[START]

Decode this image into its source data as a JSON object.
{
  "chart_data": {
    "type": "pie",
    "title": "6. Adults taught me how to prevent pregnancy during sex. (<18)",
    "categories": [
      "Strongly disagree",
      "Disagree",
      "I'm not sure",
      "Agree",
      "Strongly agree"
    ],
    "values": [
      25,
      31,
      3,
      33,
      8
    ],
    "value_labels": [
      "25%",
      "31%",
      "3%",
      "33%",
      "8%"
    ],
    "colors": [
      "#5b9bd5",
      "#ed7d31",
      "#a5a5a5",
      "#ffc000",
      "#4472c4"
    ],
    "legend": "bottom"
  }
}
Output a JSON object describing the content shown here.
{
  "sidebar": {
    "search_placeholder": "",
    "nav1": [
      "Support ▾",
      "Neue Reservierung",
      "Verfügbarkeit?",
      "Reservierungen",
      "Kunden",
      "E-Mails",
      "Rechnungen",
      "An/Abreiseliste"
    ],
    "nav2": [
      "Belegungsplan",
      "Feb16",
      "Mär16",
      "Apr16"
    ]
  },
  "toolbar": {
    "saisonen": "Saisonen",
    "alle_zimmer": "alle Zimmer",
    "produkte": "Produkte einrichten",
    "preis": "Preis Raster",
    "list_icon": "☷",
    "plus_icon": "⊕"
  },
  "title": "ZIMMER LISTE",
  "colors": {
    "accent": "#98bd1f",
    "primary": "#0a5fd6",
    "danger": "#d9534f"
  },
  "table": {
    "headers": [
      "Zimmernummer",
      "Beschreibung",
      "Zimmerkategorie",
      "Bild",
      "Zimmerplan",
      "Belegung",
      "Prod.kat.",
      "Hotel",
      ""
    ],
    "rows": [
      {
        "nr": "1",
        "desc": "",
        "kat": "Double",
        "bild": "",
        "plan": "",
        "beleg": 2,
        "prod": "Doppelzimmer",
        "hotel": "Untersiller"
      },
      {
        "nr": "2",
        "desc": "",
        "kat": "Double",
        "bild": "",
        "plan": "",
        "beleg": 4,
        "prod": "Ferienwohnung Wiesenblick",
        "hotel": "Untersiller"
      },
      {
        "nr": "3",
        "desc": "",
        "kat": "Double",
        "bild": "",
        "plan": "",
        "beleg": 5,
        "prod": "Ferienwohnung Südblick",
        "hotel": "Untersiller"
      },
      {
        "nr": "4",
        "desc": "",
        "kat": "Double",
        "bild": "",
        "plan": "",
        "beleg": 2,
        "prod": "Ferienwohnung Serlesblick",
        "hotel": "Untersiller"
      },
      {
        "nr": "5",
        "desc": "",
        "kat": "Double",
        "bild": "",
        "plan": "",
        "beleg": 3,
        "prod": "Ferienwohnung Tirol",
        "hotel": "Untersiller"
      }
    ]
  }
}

[END]

AIM OF THE EXERCISE:
Restate every line of the data word for word.

OUTPUT:
Decode this image into its source data as a JSON object.
{
  "chart_data": {
    "type": "pie",
    "title": "6. Adults taught me how to prevent pregnancy during sex. (<18)",
    "categories": [
      "Strongly disagree",
      "Disagree",
      "I'm not sure",
      "Agree",
      "Strongly agree"
    ],
    "values": [
      25,
      31,
      3,
      33,
      8
    ],
    "value_labels": [
      "25%",
      "31%",
      "3%",
      "33%",
      "8%"
    ],
    "colors": [
      "#5b9bd5",
      "#ed7d31",
      "#a5a5a5",
      "#ffc000",
      "#4472c4"
    ],
    "legend": "bottom"
  }
}
Output a JSON object describing the content shown here.
{
  "sidebar": {
    "search_placeholder": "",
    "nav1": [
      "Support ▾",
      "Neue Reservierung",
      "Verfügbarkeit?",
      "Reservierungen",
      "Kunden",
      "E-Mails",
      "Rechnungen",
      "An/Abreiseliste"
    ],
    "nav2": [
      "Belegungsplan",
      "Feb16",
      "Mär16",
      "Apr16"
    ]
  },
  "toolbar": {
    "saisonen": "Saisonen",
    "alle_zimmer": "alle Zimmer",
    "produkte": "Produkte einrichten",
    "preis": "Preis Raster",
    "list_icon": "☷",
    "plus_icon": "⊕"
  },
  "title": "ZIMMER LISTE",
  "colors": {
    "accent": "#98bd1f",
    "primary": "#0a5fd6",
    "danger": "#d9534f"
  },
  "table": {
    "headers": [
      "Zimmernummer",
      "Beschreibung",
      "Zimmerkategorie",
      "Bild",
      "Zimmerplan",
      "Belegung",
      "Prod.kat.",
      "Hotel",
      ""
    ],
    "rows": [
      {
        "nr": "1",
        "desc": "",
        "kat": "Double",
        "bild": "",
        "plan": "",
        "beleg": 2,
        "prod": "Doppelzimmer",
        "hotel": "Untersiller"
      },
      {
        "nr": "2",
        "desc": "",
        "kat": "Double",
        "bild": "",
        "plan": "",
        "beleg": 4,
        "prod": "Ferienwohnung Wiesenblick",
        "hotel": "Untersiller"
      },
      {
        "nr": "3",
        "desc": "",
        "kat": "Double",
        "bild": "",
        "plan": "",
        "beleg": 5,
        "prod": "Ferienwohnung Südblick",
        "hotel": "Untersiller"
      },
      {
        "nr": "4",
        "desc": "",
        "kat": "Double",
        "bild": "",
        "plan": "",
        "beleg": 2,
        "prod": "Ferienwohnung Serlesblick",
        "hotel": "Untersiller"
      },
      {
        "nr": "5",
        "desc": "",
        "kat": "Double",
        "bild": "",
        "plan": "",
        "beleg": 3,
        "prod": "Ferienwohnung Tirol",
        "hotel": "Untersiller"
      }
    ]
  }
}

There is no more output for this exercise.